Dataset listings of figures
------------------------------------------------------------

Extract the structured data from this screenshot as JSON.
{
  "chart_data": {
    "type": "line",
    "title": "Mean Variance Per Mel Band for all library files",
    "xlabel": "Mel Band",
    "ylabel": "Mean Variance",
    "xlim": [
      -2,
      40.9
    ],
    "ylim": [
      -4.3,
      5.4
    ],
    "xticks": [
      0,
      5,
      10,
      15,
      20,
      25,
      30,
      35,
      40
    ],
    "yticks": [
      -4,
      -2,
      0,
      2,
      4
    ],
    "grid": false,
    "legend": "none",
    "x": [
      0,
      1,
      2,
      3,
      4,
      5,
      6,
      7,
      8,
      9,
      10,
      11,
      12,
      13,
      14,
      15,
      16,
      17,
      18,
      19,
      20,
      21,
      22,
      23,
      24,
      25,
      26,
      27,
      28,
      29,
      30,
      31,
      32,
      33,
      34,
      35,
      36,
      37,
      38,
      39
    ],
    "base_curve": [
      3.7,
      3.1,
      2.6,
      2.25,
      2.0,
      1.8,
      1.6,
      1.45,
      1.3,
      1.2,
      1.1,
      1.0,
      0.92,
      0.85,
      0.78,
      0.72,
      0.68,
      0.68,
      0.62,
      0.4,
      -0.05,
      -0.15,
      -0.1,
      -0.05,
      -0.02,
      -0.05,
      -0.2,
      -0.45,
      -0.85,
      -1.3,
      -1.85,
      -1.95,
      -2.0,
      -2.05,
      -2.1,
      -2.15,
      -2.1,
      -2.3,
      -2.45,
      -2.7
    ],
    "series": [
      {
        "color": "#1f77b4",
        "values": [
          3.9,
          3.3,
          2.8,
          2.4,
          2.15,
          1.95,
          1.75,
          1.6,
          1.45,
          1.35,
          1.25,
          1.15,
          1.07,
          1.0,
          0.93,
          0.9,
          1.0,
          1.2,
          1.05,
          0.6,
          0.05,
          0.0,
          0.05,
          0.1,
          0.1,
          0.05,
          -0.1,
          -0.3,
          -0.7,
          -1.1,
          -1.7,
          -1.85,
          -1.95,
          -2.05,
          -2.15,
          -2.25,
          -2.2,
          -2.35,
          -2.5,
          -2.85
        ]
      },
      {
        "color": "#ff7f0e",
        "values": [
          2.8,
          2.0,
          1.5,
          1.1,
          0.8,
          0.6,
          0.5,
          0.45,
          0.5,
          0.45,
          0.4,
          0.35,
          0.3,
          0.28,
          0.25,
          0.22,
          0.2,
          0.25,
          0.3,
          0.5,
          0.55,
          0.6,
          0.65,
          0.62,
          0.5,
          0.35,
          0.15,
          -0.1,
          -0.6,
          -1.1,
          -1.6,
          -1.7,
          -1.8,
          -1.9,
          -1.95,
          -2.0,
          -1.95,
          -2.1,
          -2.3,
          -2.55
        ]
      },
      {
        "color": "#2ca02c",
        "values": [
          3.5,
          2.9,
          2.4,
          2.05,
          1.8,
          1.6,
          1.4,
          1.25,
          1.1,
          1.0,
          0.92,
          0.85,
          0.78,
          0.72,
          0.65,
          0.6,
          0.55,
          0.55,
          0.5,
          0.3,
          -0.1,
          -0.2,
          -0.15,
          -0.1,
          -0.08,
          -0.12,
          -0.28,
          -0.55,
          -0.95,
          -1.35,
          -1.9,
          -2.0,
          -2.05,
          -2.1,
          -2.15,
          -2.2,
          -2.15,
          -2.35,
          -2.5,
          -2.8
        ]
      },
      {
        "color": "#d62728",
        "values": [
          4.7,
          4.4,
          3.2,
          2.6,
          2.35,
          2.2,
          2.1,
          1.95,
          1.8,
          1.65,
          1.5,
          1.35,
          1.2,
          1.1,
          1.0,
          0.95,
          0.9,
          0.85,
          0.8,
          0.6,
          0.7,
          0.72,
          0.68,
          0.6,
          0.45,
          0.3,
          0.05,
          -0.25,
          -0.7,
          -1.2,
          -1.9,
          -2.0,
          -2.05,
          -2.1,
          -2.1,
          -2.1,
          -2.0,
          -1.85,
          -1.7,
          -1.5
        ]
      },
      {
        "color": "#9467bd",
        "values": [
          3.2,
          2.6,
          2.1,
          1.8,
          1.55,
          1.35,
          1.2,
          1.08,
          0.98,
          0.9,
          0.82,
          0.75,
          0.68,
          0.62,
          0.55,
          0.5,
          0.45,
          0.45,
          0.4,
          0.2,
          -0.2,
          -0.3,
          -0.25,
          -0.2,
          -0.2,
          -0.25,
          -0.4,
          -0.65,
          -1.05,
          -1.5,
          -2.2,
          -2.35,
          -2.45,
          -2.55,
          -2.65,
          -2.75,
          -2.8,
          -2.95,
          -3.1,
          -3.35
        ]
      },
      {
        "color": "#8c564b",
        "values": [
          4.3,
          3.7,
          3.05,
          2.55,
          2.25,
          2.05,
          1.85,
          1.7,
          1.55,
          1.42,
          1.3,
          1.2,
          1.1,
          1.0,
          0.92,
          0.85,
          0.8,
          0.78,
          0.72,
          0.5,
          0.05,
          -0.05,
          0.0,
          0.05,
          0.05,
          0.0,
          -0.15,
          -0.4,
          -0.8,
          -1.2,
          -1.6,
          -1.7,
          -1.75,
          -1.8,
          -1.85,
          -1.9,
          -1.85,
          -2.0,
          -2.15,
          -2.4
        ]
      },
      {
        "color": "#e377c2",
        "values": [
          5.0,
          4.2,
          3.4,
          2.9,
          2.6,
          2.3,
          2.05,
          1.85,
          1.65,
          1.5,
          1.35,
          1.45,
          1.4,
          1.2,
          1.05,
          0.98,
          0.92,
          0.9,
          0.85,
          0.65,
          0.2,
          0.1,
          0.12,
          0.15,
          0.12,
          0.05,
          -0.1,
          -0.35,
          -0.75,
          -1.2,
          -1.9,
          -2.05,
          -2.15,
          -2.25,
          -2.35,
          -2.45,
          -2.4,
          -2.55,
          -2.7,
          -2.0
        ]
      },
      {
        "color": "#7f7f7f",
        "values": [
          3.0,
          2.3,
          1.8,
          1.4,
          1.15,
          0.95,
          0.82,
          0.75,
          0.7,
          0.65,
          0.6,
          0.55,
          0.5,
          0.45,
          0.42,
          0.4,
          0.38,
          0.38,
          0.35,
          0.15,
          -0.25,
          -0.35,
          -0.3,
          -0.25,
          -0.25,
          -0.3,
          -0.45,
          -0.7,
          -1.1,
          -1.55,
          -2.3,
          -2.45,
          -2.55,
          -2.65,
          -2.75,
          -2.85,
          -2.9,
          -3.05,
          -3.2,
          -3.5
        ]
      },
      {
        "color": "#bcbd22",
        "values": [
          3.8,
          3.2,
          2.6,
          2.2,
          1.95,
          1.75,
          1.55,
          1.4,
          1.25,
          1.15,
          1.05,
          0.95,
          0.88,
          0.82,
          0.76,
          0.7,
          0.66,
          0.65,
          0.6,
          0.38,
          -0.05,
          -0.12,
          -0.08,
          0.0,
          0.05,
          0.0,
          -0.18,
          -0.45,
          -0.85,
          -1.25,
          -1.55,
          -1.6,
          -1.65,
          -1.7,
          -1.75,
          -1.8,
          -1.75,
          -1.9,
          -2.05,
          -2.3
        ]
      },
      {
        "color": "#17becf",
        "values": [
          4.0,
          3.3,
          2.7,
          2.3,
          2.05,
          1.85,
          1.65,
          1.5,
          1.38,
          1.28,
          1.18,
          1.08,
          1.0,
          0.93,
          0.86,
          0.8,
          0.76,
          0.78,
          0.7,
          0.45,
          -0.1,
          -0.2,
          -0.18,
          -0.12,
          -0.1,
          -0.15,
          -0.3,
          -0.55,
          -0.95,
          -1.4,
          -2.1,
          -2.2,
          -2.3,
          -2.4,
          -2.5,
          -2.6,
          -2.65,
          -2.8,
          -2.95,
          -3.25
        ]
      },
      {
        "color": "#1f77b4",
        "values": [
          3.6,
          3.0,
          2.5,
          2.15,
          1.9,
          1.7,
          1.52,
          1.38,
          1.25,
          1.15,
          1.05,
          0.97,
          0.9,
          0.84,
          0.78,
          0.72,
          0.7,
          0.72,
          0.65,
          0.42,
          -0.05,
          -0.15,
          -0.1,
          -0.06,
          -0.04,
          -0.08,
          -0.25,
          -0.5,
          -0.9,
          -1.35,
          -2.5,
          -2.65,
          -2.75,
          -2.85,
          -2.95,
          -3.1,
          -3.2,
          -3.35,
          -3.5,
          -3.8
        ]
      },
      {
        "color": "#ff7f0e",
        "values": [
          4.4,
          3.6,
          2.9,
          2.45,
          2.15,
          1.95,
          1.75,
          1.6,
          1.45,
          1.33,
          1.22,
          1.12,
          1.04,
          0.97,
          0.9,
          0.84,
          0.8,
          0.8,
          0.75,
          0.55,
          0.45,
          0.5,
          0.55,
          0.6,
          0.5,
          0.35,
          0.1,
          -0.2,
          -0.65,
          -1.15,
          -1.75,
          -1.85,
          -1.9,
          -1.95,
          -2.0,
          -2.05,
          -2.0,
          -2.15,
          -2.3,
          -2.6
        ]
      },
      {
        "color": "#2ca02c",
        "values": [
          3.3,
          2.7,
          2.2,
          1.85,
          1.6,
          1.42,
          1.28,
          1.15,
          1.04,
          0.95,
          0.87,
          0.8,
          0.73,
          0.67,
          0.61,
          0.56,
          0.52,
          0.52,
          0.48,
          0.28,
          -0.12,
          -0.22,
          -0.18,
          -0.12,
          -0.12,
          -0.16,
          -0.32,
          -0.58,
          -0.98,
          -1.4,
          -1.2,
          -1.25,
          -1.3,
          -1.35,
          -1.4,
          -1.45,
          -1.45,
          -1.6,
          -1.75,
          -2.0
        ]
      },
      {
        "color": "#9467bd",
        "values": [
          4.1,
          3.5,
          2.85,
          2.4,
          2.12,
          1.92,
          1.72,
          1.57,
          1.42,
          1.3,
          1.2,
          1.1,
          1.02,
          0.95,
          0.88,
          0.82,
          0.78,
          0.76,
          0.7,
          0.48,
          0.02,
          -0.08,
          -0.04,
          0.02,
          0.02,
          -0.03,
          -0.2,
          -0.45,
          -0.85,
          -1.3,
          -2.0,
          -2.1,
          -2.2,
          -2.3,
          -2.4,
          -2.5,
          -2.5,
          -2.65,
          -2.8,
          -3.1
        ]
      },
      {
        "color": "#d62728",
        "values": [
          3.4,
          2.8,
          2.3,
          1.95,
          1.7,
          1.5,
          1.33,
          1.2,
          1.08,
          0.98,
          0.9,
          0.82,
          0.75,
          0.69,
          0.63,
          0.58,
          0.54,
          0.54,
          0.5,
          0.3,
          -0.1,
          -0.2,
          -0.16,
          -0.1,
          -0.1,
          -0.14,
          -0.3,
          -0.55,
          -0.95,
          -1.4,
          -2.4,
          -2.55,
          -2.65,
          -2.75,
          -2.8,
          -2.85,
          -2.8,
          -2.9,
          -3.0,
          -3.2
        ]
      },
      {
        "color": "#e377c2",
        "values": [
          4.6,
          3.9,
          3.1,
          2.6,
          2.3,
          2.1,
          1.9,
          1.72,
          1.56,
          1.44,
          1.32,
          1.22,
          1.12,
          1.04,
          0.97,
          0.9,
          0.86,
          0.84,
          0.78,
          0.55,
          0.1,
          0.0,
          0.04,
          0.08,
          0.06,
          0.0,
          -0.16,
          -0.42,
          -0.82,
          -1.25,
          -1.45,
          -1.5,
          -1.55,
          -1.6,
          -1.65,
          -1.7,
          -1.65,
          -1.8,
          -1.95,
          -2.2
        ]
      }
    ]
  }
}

------------------------------------------------------------

▸ PROBLEM STATEMENT
Find every line with the word "Band" and state how many there are, with no other words.

▸ OUTPUT OF THE TASK
2